--- START PASSAGE TO READ ---

2. MOTIVATIONS DRIVING FORMATION OF STRATEGIC ALLIANCES (continued)
c. Industry convergence – several high-tech industries are beginning to overlap due to complexity of technological skill set needed to compete and survive in the industry (e.g.,, HDTV)
d. Economies of scale and reduction of risk –
i. Partners can pool resources to increase economies of scale
ii. Partners and share and leverage specific strengths of each other
iii. Sharing different and complementary resources can reduce cost of duplication.
e. Alliances as alternative to mergers – create alliances when political, legal or regulatory constraints prohibit mergers (e.g., code-sharing in airline industry when foreign ownership is prohibited)
B. RISKS AND COSTS OF COLLABORATION
1. Risks of Competitive Collaboration:
a. Asymmetrical benefits – one may use partnership to gain competitive edge over the other (e.g., one partner learns skills from the other but is reluctant to share its own).
b. Control of investments – one partner keeps control over key investments (e.g., in product development, marketing, manufacturing). Other partner becomes dependent.
c. Risk of “learning by doing” – one partner uses knowledge gained from the alliance to compete against the other partner. (i.e., risk of strengthening a competitor)
d. Risk of takeover – fear that alliance may result in the acquisition of one partner by the other.
2. Cost of Strategic and Organizational Complexity
a. Risk and rewards of collaboration become more complex because they must be shared (i.e., allocated) between partners
C. BUILDING AND MANAGING COLLABORATIVE VENTURES
1. Challenges of Building Cooperative Ventures
a. General challenges include
i. Strategic and environmental disparities among partners – individual partners may have opposing strategic objectives
ii. Lack of common experience and perception base – may have different administrative heritages, different organizational cultures
iii. Difficulties in inter-firm communications – e.g., due to different languages, culture
iv. Conflicts of interest and priorities – regarding objectives.
v. Personal differences among managers – due to management teams from different cultural/national backgrounds
b. Pre-alliance Challenges
Challenges faced by firms prior to joining forces with a partner.

--- END PASSAGE TO READ ---

## TASKS:
- 1) Decide whether each statement agrees with the outline on strategic alliances, and answer yes or no, quoting the deciding words from the outline. (a) Alliances can be created in place of mergers when political, legal or regulatory constraints prohibit mergers. (b) Sharing different and complementary resources raises the cost of duplication. (c) Different languages are given as a cause of difficulties in inter-firm communications.
- 2) Write the next part of the outline on strategic alliances, picking up after its final line.
The records that come next are separate material, unrelated to the outline on strategic alliances.

--- START EXTRACTED RECORDS ---

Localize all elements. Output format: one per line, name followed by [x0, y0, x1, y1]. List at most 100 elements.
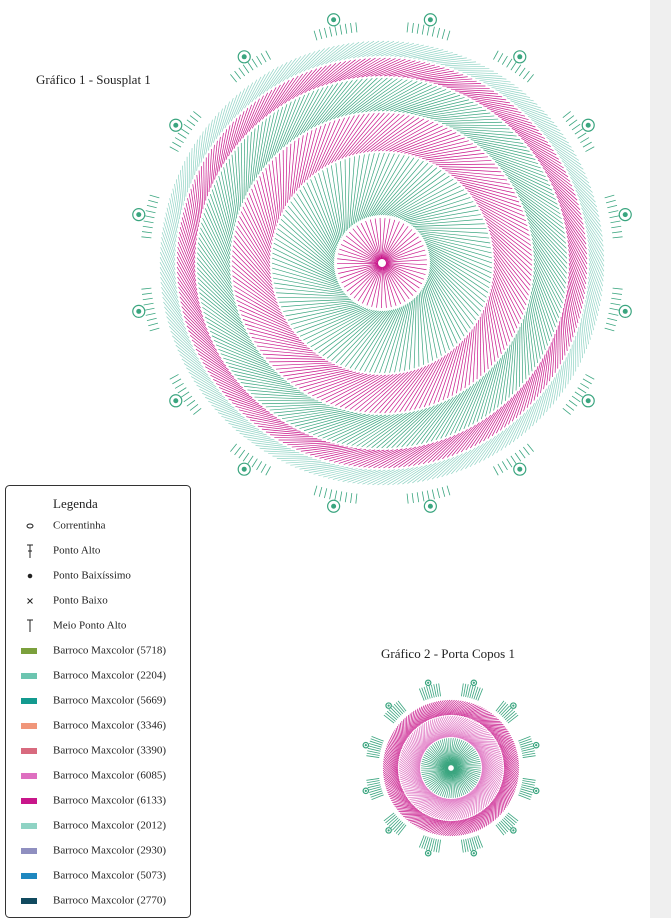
stitch: [357, 469, 391, 484]
stitch: [389, 125, 443, 152]
stitch: [486, 152, 544, 173]
stitch: [516, 406, 532, 440]
stitch: [203, 212, 231, 268]
stitch: [500, 750, 520, 767]
stitch: [390, 89, 447, 112]
stitch: [438, 797, 460, 819]
stitch: [296, 444, 340, 450]
stitch: [285, 460, 322, 464]
stitch: [381, 85, 437, 112]
picot: [517, 466, 523, 472]
picot: [618, 208, 632, 222]
stitch: [409, 359, 440, 411]
fan-stitch: [568, 399, 578, 407]
fan-stitch: [436, 488, 440, 499]
stitch: [531, 119, 564, 136]
stitch: [417, 230, 490, 239]
stitch: [183, 315, 215, 347]
picot: [237, 50, 251, 64]
fan-stitch: [611, 231, 622, 234]
stitch: [349, 78, 398, 115]
stitch: [549, 140, 580, 161]
stitch: [303, 372, 360, 392]
stitch: [357, 79, 408, 114]
stitch: [314, 176, 339, 244]
picot: [136, 212, 142, 218]
stitch: [349, 309, 393, 369]
stitch: [398, 765, 424, 782]
stitch: [501, 752, 520, 769]
fan-stitch: [251, 58, 258, 68]
stitch: [382, 221, 400, 260]
stitch: [497, 742, 518, 756]
stitch: [377, 84, 433, 112]
stitch: [180, 301, 210, 335]
stitch: [383, 223, 405, 260]
stitch: [279, 299, 351, 303]
stitch: [399, 722, 404, 746]
stitch: [326, 310, 382, 359]
stitch: [336, 414, 391, 443]
stitch: [434, 798, 457, 818]
fan-stitch: [507, 714, 519, 724]
fan-stitch: [568, 119, 578, 127]
fan-stitch: [421, 687, 427, 701]
stitch: [463, 790, 473, 819]
picot: [510, 702, 517, 709]
fan-stitch: [186, 399, 196, 407]
stitch: [286, 90, 315, 145]
stitch: [384, 780, 405, 794]
fan-stitch: [344, 23, 348, 34]
stitch: [449, 65, 485, 68]
stitch: [323, 468, 358, 478]
stitch: [228, 114, 241, 157]
stitch: [436, 453, 463, 479]
stitch: [271, 101, 292, 159]
stitch: [181, 217, 196, 259]
stitch: [516, 191, 564, 229]
stitch: [381, 121, 434, 152]
stitch: [543, 346, 550, 390]
stitch: [363, 115, 410, 153]
stitch: [331, 113, 365, 164]
picot: [510, 827, 517, 834]
stitch: [455, 90, 499, 95]
stitch: [399, 193, 468, 219]
stitch: [223, 357, 281, 377]
stitch: [344, 310, 390, 367]
stitch: [493, 266, 522, 320]
stitch: [281, 300, 353, 308]
stitch: [431, 57, 467, 63]
stitch: [540, 350, 548, 394]
legend-swatch: [21, 723, 37, 729]
stitch: [560, 316, 564, 360]
stitch: [179, 354, 209, 376]
stitch: [432, 699, 449, 719]
stitch: [454, 793, 469, 821]
stitch: [382, 767, 401, 784]
legend-label: Barroco Maxcolor (2930): [53, 845, 166, 857]
stitch: [511, 128, 551, 147]
stitch: [326, 167, 342, 239]
stitch: [206, 153, 210, 197]
stitch: [422, 434, 456, 465]
stitch: [424, 241, 493, 269]
fan-stitch: [368, 788, 382, 793]
stitch: [310, 81, 348, 129]
stitch: [456, 705, 479, 716]
stitch: [418, 798, 447, 810]
stitch: [379, 218, 382, 260]
stitch: [420, 291, 429, 363]
fan-stitch: [230, 443, 237, 452]
stitch: [348, 112, 390, 157]
stitch: [369, 156, 410, 217]
stitch: [435, 770, 452, 795]
stitch: [251, 124, 260, 185]
fan-stitch: [367, 784, 381, 789]
stitch: [491, 86, 527, 95]
stitch: [306, 82, 343, 131]
stitch: [277, 228, 336, 272]
stitch: [382, 467, 414, 486]
stitch: [463, 94, 507, 101]
stitch: [159, 252, 177, 285]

--- END EXTRACTED RECORDS ---

## THE REPLIES:
- 1)
(a) Yes: "create alliances when political, legal or regulatory constraints prohibit mergers"
(b) No: "Sharing different and complementary resources can reduce cost of duplication."
(c) Yes: "Difficulties in inter-firm communications – e.g., due to different languages, culture"

- 2)
i. Analyzing the partner’s strategic and organizational capabilities – often difficult due to lack of adequate information.
ii. Escalation of commitment – managers involved in planning alliance reluctant to back out.
Solution: operational managers responsible for implementation involved in planning.
iii. Defining scope of alliance – problem overstating the scope of the partnership.
Scope more difficult to define due to:
· Complicated cross-ownership of equity
· Need for cross-functional coordination
· Number and scope of joint activities
C. BUILDING AND MANAGING COLLABORATIVE VENTURE (continued)
2. Challenges of Managing Cooperative Ventures
a. Managing the boundary
i. Setting organizational boundary structures to separate the alliance from the partners’ operations. May use:
· Separate legal entity
· One or both partners given operational control
· Joint committees.
ii. Choice of boundary structure depends on scope. Higher level of interdependent tasks needs structure with more decision-making integration (likely through separate entity).
b. Managing knowledge flows
i. Need to exploit knowledge generated by the partnership
ii. Each needs to protect internal knowledge it does not want to share with the other partner (i.e., appropriability theory).
c. Set up effective governance structure –
i. To provide proper strategic direction.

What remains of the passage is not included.